Your objective> Find the word "this" in the listing; pull out each line holding it.

>> start Data rows

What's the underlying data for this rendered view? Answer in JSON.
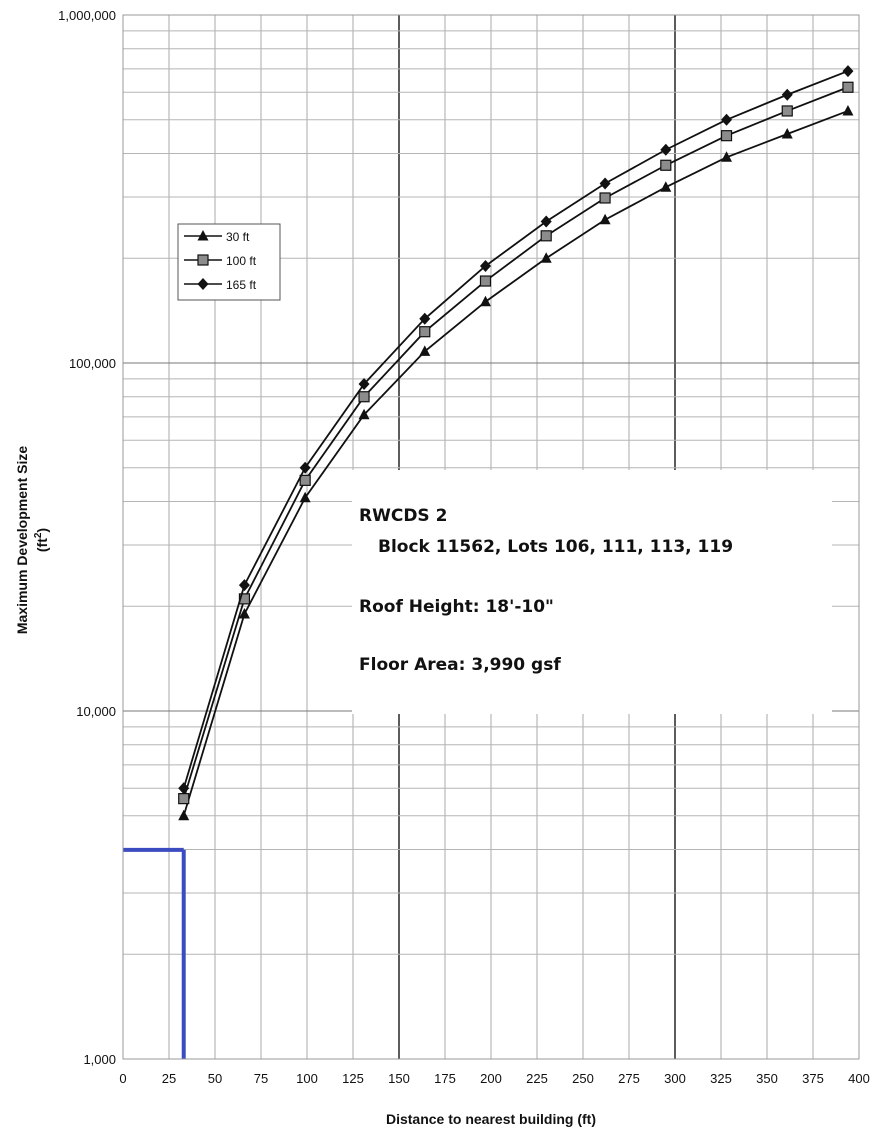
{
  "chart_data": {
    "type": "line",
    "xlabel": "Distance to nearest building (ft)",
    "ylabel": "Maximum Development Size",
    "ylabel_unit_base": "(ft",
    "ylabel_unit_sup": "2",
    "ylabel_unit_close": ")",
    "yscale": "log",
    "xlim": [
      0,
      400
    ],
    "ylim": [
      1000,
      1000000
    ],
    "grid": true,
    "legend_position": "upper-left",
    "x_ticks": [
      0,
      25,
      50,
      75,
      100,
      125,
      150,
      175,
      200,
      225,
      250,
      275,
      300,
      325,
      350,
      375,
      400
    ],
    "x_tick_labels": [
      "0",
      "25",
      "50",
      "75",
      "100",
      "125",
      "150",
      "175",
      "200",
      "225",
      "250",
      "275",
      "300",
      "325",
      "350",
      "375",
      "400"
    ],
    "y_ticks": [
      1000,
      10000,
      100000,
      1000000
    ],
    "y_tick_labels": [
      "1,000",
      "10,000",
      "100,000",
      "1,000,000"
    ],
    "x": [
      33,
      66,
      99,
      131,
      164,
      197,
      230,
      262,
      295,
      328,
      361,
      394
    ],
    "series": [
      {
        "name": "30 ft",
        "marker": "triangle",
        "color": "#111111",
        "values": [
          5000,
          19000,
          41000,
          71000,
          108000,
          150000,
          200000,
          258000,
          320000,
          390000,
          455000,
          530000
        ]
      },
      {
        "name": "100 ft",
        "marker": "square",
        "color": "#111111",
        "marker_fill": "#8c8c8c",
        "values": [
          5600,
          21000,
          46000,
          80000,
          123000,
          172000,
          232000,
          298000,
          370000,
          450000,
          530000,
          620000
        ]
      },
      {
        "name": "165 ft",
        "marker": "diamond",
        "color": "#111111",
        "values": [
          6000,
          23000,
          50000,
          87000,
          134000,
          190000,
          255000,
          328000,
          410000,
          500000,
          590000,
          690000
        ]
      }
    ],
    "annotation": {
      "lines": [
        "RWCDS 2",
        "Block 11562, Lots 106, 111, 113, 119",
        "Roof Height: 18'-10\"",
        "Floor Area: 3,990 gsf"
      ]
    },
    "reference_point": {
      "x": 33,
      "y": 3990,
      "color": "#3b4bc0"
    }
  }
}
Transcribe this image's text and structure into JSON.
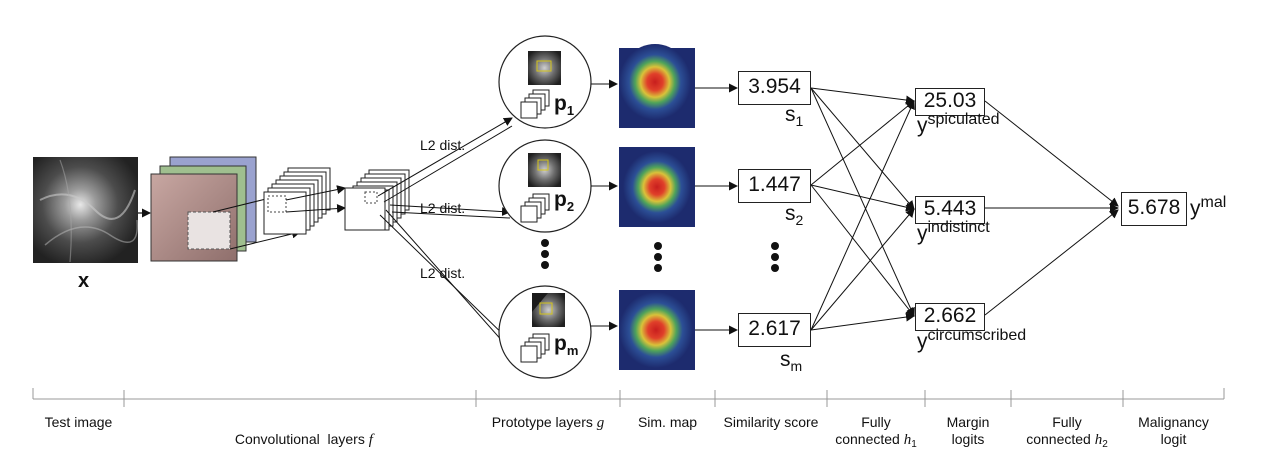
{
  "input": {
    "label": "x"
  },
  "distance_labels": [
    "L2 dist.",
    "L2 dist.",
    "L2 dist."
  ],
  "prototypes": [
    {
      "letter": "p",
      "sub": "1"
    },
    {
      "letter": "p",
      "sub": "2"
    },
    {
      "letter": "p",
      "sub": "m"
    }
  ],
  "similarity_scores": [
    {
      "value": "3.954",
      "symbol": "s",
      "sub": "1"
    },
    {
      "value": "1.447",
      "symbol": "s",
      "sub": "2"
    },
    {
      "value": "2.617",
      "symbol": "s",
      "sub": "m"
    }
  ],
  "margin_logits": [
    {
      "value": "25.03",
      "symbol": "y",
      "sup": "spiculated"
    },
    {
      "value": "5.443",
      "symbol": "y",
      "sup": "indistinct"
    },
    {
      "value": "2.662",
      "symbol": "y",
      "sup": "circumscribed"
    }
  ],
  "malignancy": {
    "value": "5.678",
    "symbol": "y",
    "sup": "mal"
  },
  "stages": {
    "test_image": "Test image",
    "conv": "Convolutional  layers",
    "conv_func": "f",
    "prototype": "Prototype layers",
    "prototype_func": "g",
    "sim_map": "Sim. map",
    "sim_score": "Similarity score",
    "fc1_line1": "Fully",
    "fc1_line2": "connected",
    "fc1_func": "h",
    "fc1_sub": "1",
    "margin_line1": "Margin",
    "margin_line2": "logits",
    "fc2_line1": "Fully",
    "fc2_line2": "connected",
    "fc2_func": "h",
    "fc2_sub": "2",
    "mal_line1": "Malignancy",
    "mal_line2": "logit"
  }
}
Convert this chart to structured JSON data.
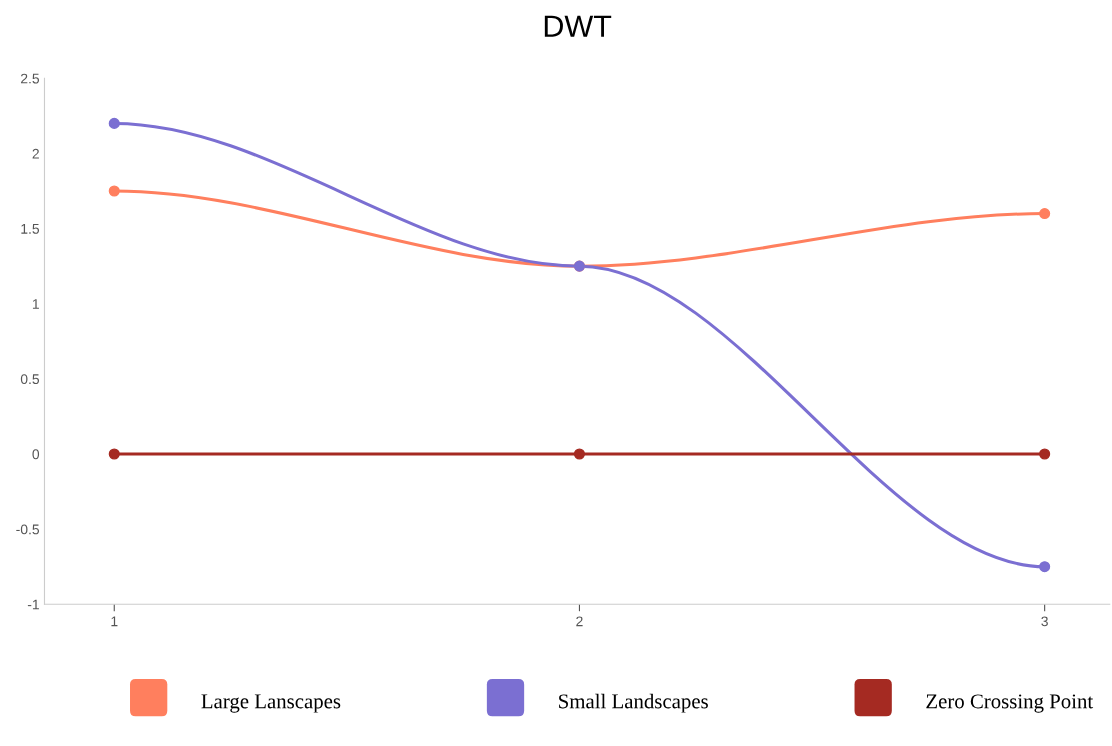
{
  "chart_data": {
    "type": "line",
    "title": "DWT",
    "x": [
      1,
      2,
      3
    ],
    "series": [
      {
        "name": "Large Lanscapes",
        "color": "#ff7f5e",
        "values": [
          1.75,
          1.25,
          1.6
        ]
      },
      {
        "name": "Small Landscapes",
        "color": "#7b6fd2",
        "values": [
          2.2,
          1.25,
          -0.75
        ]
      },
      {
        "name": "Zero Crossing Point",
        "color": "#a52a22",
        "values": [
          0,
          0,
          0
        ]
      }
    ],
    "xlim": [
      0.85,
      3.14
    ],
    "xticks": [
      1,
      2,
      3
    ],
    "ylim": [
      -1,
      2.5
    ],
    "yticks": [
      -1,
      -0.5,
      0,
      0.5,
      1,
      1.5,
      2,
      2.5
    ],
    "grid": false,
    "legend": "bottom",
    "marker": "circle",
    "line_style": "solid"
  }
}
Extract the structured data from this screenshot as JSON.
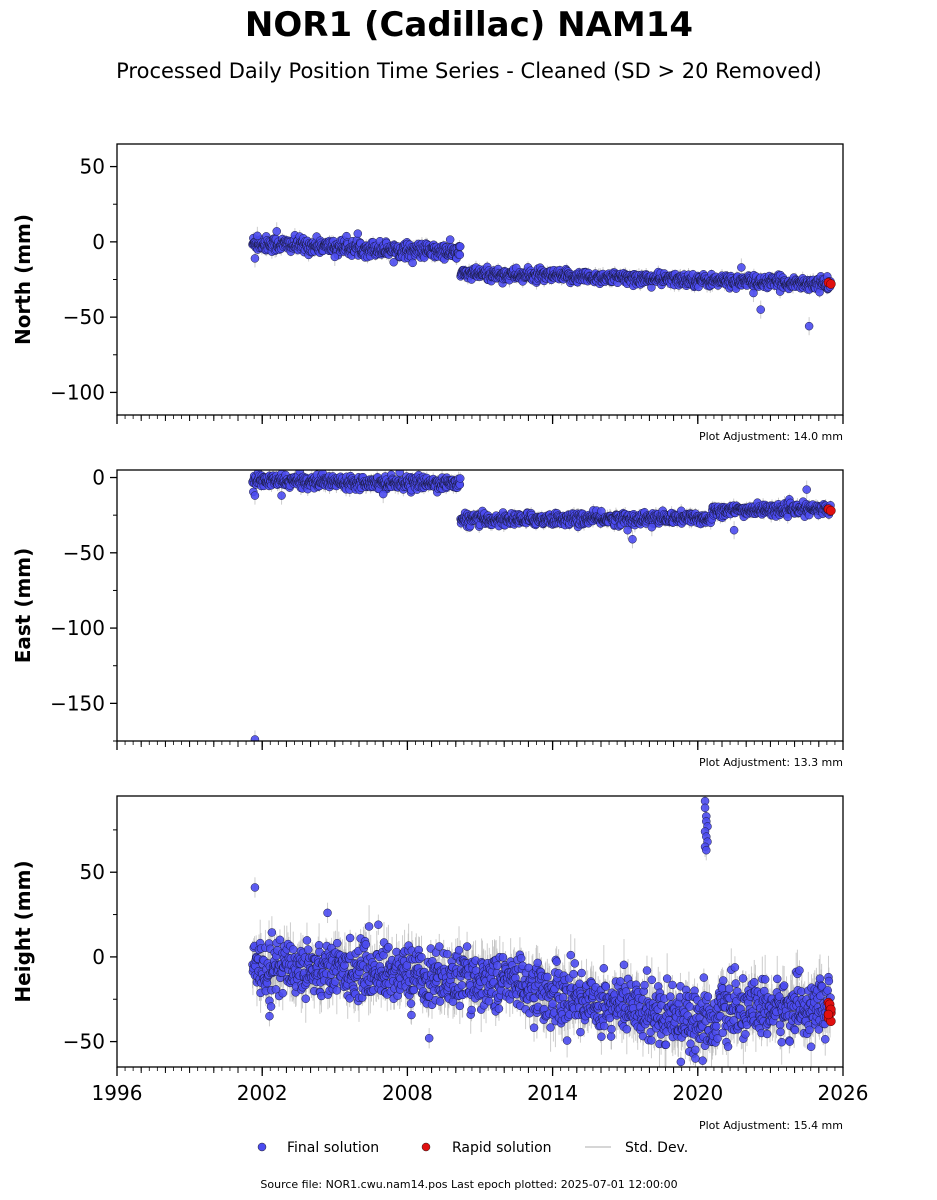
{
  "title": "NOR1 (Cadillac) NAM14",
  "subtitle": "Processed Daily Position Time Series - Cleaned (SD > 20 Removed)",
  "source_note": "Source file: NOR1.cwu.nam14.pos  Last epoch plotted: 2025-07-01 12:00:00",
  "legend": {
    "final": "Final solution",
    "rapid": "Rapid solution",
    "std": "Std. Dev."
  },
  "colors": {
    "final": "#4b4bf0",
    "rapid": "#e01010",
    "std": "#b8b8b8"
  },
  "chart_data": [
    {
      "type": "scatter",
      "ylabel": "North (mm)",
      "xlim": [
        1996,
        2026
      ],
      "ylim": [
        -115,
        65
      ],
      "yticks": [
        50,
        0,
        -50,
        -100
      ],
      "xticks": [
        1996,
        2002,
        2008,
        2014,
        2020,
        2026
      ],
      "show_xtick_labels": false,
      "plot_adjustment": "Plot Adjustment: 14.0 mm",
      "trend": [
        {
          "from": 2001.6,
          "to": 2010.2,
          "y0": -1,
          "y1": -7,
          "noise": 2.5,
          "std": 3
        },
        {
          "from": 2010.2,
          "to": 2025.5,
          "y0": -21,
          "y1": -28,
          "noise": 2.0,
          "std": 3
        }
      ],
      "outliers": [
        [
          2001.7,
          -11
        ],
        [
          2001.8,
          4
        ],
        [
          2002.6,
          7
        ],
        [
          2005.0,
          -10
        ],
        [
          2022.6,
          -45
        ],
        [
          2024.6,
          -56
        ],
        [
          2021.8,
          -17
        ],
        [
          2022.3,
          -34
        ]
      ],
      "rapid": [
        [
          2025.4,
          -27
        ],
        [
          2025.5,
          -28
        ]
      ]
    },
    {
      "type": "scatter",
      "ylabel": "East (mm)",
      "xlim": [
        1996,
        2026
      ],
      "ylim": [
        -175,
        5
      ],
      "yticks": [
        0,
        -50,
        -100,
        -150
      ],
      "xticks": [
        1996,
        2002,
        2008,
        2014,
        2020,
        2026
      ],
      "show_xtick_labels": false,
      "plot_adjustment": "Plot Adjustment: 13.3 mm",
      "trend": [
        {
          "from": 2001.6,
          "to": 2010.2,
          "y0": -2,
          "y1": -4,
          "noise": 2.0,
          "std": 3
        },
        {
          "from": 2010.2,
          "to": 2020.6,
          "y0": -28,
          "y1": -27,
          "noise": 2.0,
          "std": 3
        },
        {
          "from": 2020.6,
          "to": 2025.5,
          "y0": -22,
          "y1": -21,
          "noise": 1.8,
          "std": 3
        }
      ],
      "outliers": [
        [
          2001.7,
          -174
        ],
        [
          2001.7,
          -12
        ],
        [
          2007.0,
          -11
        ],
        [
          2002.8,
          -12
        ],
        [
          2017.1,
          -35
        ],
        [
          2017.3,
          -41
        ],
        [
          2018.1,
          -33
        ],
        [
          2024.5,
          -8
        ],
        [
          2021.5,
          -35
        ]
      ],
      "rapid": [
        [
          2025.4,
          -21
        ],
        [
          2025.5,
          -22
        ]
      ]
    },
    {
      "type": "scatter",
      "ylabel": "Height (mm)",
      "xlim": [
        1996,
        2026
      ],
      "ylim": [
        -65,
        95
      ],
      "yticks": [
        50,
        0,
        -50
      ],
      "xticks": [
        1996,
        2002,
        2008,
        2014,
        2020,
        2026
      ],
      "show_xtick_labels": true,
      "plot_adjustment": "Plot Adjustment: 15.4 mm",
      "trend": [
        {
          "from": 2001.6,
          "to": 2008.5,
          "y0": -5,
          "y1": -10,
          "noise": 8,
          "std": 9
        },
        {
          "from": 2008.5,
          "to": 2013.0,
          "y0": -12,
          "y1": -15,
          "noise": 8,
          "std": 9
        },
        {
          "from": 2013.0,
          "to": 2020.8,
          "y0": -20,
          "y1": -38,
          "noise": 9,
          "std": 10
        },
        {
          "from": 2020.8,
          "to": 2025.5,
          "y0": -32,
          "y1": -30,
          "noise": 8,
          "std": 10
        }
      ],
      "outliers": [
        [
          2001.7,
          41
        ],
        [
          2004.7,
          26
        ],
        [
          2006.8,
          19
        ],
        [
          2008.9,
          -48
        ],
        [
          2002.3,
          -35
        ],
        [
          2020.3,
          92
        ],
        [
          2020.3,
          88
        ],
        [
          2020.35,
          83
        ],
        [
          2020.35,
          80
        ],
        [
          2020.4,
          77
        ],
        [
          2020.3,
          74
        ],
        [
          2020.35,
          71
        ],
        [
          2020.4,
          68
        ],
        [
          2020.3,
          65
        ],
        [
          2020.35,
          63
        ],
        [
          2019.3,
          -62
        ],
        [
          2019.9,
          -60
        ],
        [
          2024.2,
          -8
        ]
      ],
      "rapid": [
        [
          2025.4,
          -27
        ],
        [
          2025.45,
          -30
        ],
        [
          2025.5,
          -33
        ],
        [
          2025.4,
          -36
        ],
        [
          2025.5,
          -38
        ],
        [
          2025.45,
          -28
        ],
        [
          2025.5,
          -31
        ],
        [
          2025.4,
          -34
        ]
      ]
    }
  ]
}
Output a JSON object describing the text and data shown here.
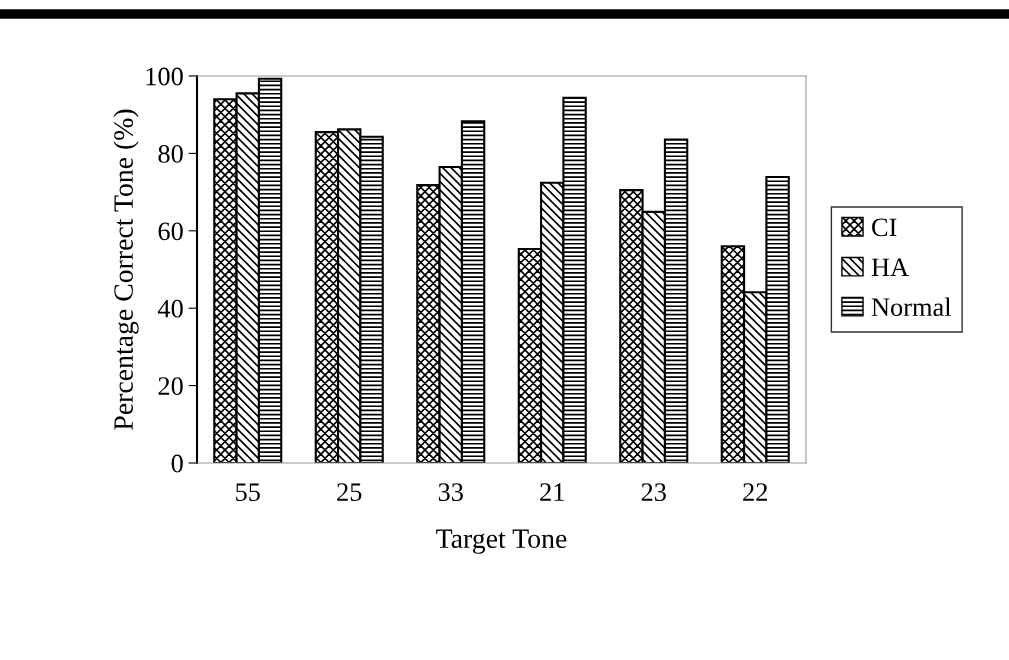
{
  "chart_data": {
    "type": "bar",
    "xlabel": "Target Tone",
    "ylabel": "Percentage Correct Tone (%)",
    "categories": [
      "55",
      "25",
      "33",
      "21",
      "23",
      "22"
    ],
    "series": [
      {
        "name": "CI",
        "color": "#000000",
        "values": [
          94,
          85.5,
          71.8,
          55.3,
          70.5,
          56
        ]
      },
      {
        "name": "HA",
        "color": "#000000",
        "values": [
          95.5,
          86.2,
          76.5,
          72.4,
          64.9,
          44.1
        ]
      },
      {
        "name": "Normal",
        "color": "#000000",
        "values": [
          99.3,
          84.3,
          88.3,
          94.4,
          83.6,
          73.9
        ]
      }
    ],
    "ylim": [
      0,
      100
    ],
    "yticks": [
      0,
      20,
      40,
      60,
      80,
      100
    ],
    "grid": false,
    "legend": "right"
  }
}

>> end Data rows

Correct result>
What's the underlying data for this rendered view? Answer in JSON.
Transcribe this image's text and structure into JSON.
Convert this chart to structured JSON data.
Extract the structured data from this screenshot as JSON.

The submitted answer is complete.